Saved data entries
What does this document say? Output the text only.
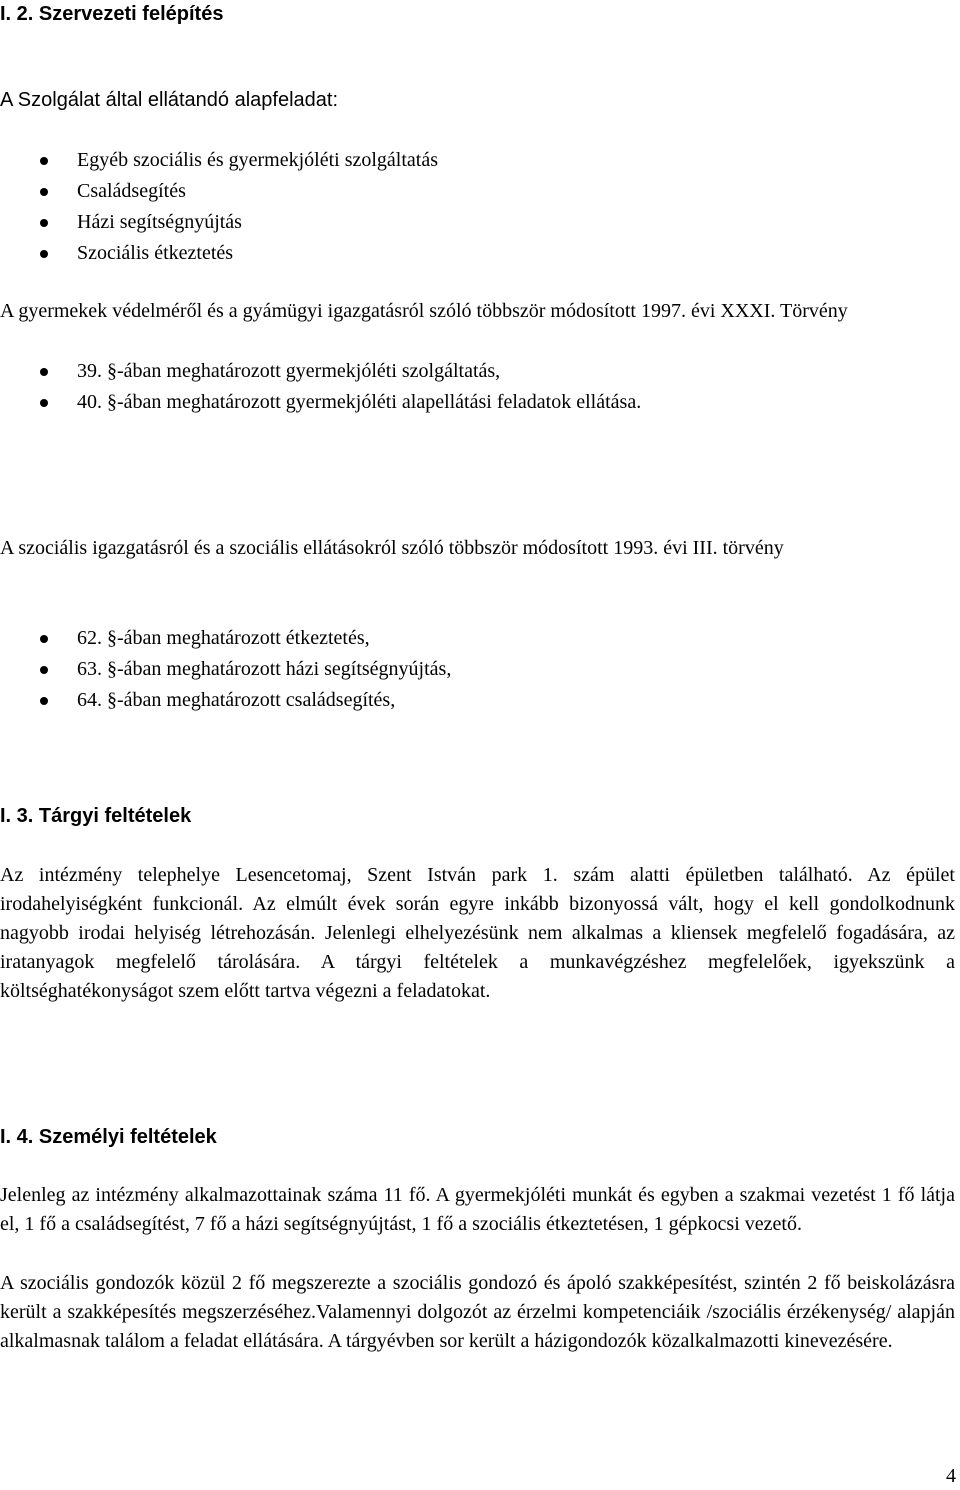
I. 2. Szervezeti felépítés
A Szolgálat által ellátandó alapfeladat:
Egyéb szociális és gyermekjóléti szolgáltatás
Családsegítés
Házi segítségnyújtás
Szociális étkeztetés
A gyermekek védelméről és a gyámügyi igazgatásról szóló többször módosított 1997. évi XXXI. Törvény
39. §-ában meghatározott gyermekjóléti szolgáltatás,
40. §-ában meghatározott gyermekjóléti alapellátási feladatok ellátása.
A szociális igazgatásról és a szociális ellátásokról szóló többször módosított 1993. évi III. törvény
62. §-ában meghatározott étkeztetés,
63. §-ában meghatározott házi segítségnyújtás,
64. §-ában meghatározott családsegítés,
I. 3. Tárgyi feltételek
Az intézmény telephelye Lesencetomaj, Szent István park 1. szám alatti épületben található. Az épület irodahelyiségként funkcionál. Az elmúlt évek során egyre inkább bizonyossá vált, hogy el kell gondolkodnunk nagyobb irodai helyiség létrehozásán. Jelenlegi elhelyezésünk nem alkalmas a kliensek megfelelő fogadására, az iratanyagok megfelelő tárolására. A tárgyi feltételek a munkavégzéshez megfelelőek, igyekszünk a költséghatékonyságot szem előtt tartva végezni a feladatokat.
I. 4. Személyi feltételek
Jelenleg az intézmény alkalmazottainak száma 11 fő. A gyermekjóléti munkát és egyben a szakmai vezetést 1 fő látja el, 1 fő a családsegítést, 7 fő a házi segítségnyújtást, 1 fő a szociális étkeztetésen, 1 gépkocsi vezető.
A szociális gondozók közül 2 fő megszerezte a szociális gondozó és ápoló szakképesítést, szintén 2 fő beiskolázásra került a szakképesítés megszerzéséhez.Valamennyi dolgozót az érzelmi kompetenciáik /szociális érzékenység/ alapján alkalmasnak találom a feladat ellátására. A tárgyévben sor került a házigondozók közalkalmazotti kinevezésére.
4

- _Your instructions_
Reproduce the listing word for word and omit its pictures.

- _Worked solution_
What does this document say? Output the text only.
I. 2. Szervezeti felépítés
A Szolgálat által ellátandó alapfeladat:
Egyéb szociális és gyermekjóléti szolgáltatás
Családsegítés
Házi segítségnyújtás
Szociális étkeztetés
A gyermekek védelméről és a gyámügyi igazgatásról szóló többször módosított 1997. évi XXXI. Törvény
39. §-ában meghatározott gyermekjóléti szolgáltatás,
40. §-ában meghatározott gyermekjóléti alapellátási feladatok ellátása.
A szociális igazgatásról és a szociális ellátásokról szóló többször módosított 1993. évi III. törvény
62. §-ában meghatározott étkeztetés,
63. §-ában meghatározott házi segítségnyújtás,
64. §-ában meghatározott családsegítés,
I. 3. Tárgyi feltételek
Az intézmény telephelye Lesencetomaj, Szent István park 1. szám alatti épületben található. Az épület irodahelyiségként funkcionál. Az elmúlt évek során egyre inkább bizonyossá vált, hogy el kell gondolkodnunk nagyobb irodai helyiség létrehozásán. Jelenlegi elhelyezésünk nem alkalmas a kliensek megfelelő fogadására, az iratanyagok megfelelő tárolására. A tárgyi feltételek a munkavégzéshez megfelelőek, igyekszünk a költséghatékonyságot szem előtt tartva végezni a feladatokat.
I. 4. Személyi feltételek
Jelenleg az intézmény alkalmazottainak száma 11 fő. A gyermekjóléti munkát és egyben a szakmai vezetést 1 fő látja el, 1 fő a családsegítést, 7 fő a házi segítségnyújtást, 1 fő a szociális étkeztetésen, 1 gépkocsi vezető.
A szociális gondozók közül 2 fő megszerezte a szociális gondozó és ápoló szakképesítést, szintén 2 fő beiskolázásra került a szakképesítés megszerzéséhez.Valamennyi dolgozót az érzelmi kompetenciáik /szociális érzékenység/ alapján alkalmasnak találom a feladat ellátására. A tárgyévben sor került a házigondozók közalkalmazotti kinevezésére.
4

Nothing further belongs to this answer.